WHAT IS REQUIRED.
The entire listing is to be repeated verbatim.

Stored data entries
◆ ◆ ◆ ◆ ◆

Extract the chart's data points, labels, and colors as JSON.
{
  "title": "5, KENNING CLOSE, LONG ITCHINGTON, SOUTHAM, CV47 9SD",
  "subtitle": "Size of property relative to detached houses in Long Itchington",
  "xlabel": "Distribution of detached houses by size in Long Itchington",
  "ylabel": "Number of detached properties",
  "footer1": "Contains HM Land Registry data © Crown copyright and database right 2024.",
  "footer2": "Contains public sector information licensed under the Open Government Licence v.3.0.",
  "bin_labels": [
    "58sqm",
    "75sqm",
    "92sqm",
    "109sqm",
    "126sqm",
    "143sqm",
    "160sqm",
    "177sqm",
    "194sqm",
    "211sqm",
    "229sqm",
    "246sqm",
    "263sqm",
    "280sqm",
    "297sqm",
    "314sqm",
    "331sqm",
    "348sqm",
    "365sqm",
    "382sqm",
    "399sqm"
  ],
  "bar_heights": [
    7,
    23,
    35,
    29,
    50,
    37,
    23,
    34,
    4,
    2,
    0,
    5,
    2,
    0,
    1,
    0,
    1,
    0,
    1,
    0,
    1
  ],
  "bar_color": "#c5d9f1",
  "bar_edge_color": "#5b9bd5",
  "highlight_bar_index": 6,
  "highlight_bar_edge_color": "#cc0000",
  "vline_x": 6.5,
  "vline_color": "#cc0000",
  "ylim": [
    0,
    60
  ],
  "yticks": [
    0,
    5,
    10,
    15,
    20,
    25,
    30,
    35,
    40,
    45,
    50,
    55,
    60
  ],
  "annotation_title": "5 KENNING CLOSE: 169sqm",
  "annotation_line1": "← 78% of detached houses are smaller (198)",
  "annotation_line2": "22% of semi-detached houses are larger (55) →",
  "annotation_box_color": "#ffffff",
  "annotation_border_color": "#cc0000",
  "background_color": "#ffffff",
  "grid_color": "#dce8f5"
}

◆ ◆ ◆ ◆ ◆

SOLUTION BELOW.
Extract the chart's data points, labels, and colors as JSON.
{
  "title": "5, KENNING CLOSE, LONG ITCHINGTON, SOUTHAM, CV47 9SD",
  "subtitle": "Size of property relative to detached houses in Long Itchington",
  "xlabel": "Distribution of detached houses by size in Long Itchington",
  "ylabel": "Number of detached properties",
  "footer1": "Contains HM Land Registry data © Crown copyright and database right 2024.",
  "footer2": "Contains public sector information licensed under the Open Government Licence v.3.0.",
  "bin_labels": [
    "58sqm",
    "75sqm",
    "92sqm",
    "109sqm",
    "126sqm",
    "143sqm",
    "160sqm",
    "177sqm",
    "194sqm",
    "211sqm",
    "229sqm",
    "246sqm",
    "263sqm",
    "280sqm",
    "297sqm",
    "314sqm",
    "331sqm",
    "348sqm",
    "365sqm",
    "382sqm",
    "399sqm"
  ],
  "bar_heights": [
    7,
    23,
    35,
    29,
    50,
    37,
    23,
    34,
    4,
    2,
    0,
    5,
    2,
    0,
    1,
    0,
    1,
    0,
    1,
    0,
    1
  ],
  "bar_color": "#c5d9f1",
  "bar_edge_color": "#5b9bd5",
  "highlight_bar_index": 6,
  "highlight_bar_edge_color": "#cc0000",
  "vline_x": 6.5,
  "vline_color": "#cc0000",
  "ylim": [
    0,
    60
  ],
  "yticks": [
    0,
    5,
    10,
    15,
    20,
    25,
    30,
    35,
    40,
    45,
    50,
    55,
    60
  ],
  "annotation_title": "5 KENNING CLOSE: 169sqm",
  "annotation_line1": "← 78% of detached houses are smaller (198)",
  "annotation_line2": "22% of semi-detached houses are larger (55) →",
  "annotation_box_color": "#ffffff",
  "annotation_border_color": "#cc0000",
  "background_color": "#ffffff",
  "grid_color": "#dce8f5"
}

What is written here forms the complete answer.